── AVAILABLE RECORDS

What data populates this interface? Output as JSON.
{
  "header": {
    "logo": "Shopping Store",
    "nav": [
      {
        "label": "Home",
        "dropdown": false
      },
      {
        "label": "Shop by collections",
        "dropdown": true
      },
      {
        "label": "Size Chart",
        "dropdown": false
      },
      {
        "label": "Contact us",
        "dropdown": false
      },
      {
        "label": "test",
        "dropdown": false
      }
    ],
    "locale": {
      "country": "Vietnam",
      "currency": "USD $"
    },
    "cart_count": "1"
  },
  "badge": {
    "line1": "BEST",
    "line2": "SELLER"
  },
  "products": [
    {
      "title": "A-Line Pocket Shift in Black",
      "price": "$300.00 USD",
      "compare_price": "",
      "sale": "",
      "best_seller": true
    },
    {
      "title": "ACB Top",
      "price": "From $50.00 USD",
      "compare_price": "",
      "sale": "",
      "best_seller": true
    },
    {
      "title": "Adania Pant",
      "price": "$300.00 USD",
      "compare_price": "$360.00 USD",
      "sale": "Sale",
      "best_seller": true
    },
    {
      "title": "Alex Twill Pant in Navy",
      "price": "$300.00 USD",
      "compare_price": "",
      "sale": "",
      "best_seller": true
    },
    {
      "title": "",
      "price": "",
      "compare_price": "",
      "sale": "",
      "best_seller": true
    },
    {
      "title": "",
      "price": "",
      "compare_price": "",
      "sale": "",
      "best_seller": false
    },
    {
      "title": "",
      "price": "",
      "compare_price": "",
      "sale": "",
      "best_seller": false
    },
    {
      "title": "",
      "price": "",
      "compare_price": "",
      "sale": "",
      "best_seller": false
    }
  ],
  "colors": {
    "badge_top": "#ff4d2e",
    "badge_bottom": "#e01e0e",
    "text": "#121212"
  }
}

────

Take the entries above and transcribe them in full.

What data populates this interface? Output as JSON.
{
  "header": {
    "logo": "Shopping Store",
    "nav": [
      {
        "label": "Home",
        "dropdown": false
      },
      {
        "label": "Shop by collections",
        "dropdown": true
      },
      {
        "label": "Size Chart",
        "dropdown": false
      },
      {
        "label": "Contact us",
        "dropdown": false
      },
      {
        "label": "test",
        "dropdown": false
      }
    ],
    "locale": {
      "country": "Vietnam",
      "currency": "USD $"
    },
    "cart_count": "1"
  },
  "badge": {
    "line1": "BEST",
    "line2": "SELLER"
  },
  "products": [
    {
      "title": "A-Line Pocket Shift in Black",
      "price": "$300.00 USD",
      "compare_price": "",
      "sale": "",
      "best_seller": true
    },
    {
      "title": "ACB Top",
      "price": "From $50.00 USD",
      "compare_price": "",
      "sale": "",
      "best_seller": true
    },
    {
      "title": "Adania Pant",
      "price": "$300.00 USD",
      "compare_price": "$360.00 USD",
      "sale": "Sale",
      "best_seller": true
    },
    {
      "title": "Alex Twill Pant in Navy",
      "price": "$300.00 USD",
      "compare_price": "",
      "sale": "",
      "best_seller": true
    },
    {
      "title": "",
      "price": "",
      "compare_price": "",
      "sale": "",
      "best_seller": true
    },
    {
      "title": "",
      "price": "",
      "compare_price": "",
      "sale": "",
      "best_seller": false
    },
    {
      "title": "",
      "price": "",
      "compare_price": "",
      "sale": "",
      "best_seller": false
    },
    {
      "title": "",
      "price": "",
      "compare_price": "",
      "sale": "",
      "best_seller": false
    }
  ],
  "colors": {
    "badge_top": "#ff4d2e",
    "badge_bottom": "#e01e0e",
    "text": "#121212"
  }
}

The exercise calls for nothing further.